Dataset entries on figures
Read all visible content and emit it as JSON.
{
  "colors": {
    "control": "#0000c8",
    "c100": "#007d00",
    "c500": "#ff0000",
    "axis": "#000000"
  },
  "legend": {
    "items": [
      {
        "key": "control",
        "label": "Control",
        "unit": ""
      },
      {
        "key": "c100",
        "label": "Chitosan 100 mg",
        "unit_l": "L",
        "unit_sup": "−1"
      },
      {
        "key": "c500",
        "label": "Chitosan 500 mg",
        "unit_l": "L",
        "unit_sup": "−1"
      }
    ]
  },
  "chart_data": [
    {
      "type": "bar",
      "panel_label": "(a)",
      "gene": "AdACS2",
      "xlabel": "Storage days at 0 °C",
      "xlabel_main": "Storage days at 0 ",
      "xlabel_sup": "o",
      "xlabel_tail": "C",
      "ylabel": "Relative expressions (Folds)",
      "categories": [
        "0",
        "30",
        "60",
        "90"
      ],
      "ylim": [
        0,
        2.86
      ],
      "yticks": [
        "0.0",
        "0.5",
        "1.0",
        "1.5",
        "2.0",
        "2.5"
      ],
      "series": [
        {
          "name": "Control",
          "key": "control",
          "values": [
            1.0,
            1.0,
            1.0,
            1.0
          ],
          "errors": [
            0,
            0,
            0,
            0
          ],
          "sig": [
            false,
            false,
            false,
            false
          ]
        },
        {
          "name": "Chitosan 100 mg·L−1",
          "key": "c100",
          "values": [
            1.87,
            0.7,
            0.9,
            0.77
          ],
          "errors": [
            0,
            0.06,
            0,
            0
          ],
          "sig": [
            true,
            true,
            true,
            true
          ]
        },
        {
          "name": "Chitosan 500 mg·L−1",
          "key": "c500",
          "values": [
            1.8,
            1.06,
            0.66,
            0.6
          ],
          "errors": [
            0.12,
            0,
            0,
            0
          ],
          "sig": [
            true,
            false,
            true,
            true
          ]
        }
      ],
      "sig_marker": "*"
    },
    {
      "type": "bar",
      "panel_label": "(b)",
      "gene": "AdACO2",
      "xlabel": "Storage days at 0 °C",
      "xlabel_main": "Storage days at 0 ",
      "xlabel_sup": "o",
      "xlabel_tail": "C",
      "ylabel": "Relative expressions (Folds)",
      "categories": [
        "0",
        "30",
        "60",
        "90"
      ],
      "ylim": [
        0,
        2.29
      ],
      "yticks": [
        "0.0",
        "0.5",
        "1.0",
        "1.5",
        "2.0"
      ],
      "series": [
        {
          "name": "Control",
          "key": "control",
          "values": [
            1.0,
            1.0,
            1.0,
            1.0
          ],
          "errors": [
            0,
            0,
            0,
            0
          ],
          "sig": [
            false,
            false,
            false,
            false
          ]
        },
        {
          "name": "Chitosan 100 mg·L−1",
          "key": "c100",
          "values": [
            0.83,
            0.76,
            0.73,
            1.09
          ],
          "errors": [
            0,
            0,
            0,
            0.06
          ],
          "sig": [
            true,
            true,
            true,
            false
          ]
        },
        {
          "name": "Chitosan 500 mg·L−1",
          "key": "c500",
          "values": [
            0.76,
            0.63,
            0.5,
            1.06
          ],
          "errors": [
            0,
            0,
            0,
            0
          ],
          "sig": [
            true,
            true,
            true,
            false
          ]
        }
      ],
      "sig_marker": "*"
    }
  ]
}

* * *

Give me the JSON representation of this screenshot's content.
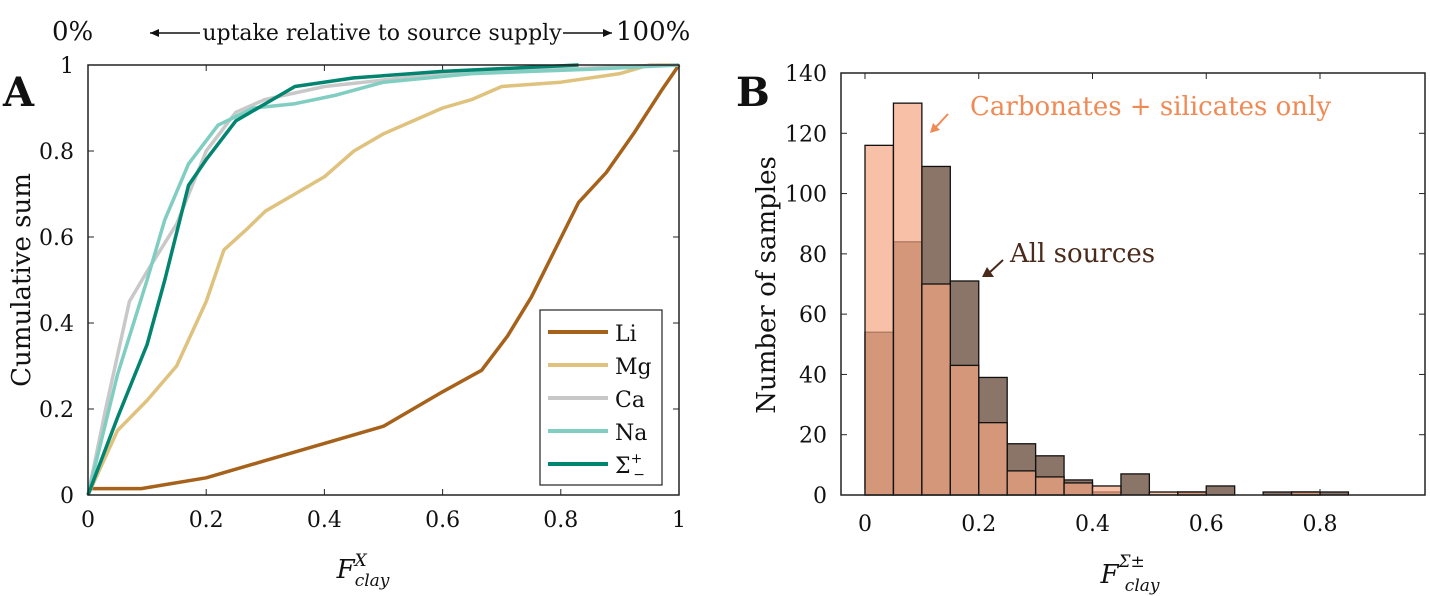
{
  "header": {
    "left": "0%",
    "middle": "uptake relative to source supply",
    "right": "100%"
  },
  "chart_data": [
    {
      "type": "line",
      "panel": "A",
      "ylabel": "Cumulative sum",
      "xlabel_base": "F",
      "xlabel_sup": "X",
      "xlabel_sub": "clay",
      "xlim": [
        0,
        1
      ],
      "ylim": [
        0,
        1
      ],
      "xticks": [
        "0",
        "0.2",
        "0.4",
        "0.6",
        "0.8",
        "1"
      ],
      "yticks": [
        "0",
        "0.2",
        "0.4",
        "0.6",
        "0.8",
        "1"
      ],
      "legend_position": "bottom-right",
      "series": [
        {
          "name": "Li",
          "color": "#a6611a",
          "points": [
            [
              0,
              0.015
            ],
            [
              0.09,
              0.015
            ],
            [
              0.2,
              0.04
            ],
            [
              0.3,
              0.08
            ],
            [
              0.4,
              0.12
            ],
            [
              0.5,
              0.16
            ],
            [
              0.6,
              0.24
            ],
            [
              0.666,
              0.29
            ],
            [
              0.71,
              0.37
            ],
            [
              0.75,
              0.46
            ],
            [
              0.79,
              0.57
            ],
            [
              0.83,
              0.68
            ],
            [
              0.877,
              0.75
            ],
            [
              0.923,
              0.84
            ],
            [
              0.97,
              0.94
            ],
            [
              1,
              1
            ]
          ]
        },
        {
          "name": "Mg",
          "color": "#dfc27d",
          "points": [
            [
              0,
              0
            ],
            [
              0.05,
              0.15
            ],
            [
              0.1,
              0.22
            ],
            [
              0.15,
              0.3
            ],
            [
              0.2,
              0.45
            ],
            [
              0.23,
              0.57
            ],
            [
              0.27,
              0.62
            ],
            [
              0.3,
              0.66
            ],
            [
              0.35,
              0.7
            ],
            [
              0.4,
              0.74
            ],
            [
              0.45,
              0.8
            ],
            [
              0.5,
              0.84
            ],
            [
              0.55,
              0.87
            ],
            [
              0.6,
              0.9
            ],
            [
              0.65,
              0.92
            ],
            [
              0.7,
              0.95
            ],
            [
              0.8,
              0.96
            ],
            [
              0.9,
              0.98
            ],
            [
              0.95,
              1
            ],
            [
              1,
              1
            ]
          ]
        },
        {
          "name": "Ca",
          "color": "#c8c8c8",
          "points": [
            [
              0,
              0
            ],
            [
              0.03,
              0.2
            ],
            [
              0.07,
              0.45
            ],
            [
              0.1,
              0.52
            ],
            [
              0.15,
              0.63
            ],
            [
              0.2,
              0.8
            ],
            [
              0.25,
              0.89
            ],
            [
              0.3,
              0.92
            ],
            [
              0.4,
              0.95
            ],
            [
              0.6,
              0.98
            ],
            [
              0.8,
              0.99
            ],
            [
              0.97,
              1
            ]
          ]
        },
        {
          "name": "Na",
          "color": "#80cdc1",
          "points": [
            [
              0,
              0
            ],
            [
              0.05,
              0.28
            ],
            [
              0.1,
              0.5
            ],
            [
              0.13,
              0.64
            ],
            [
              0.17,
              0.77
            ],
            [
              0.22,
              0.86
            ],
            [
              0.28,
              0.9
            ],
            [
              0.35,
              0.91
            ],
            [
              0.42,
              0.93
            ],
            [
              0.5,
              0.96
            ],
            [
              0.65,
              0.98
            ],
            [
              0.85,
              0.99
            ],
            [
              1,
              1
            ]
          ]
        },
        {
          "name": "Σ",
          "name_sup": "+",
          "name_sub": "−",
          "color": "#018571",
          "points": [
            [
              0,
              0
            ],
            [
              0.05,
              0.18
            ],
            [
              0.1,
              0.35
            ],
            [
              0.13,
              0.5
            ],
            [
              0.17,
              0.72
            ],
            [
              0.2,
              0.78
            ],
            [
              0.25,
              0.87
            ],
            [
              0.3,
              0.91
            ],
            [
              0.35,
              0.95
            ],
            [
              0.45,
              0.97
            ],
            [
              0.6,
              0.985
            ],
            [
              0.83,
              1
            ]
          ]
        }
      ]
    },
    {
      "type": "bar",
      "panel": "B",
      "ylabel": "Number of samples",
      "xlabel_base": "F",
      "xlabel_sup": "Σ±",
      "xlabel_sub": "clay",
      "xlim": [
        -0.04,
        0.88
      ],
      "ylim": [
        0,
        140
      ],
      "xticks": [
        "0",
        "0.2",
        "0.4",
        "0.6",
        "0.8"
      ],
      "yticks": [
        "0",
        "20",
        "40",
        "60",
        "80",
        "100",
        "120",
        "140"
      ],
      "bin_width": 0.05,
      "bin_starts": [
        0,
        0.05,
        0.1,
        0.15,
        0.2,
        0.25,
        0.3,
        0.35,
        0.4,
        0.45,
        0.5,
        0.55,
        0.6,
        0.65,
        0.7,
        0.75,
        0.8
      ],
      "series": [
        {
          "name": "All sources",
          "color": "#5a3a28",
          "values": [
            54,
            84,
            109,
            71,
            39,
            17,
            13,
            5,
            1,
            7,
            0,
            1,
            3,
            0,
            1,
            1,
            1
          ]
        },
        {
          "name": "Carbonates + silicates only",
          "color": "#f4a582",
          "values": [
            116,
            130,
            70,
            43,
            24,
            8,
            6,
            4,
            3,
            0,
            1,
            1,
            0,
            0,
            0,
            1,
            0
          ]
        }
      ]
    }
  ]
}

• _TASK STATEMENT_: Review the preceding data and report every line that includes the string "JSON".

• _WORKED SOLUTION_:
Read all visible content and emit it as JSON.
Give me the JSON representation of this screenshot's content.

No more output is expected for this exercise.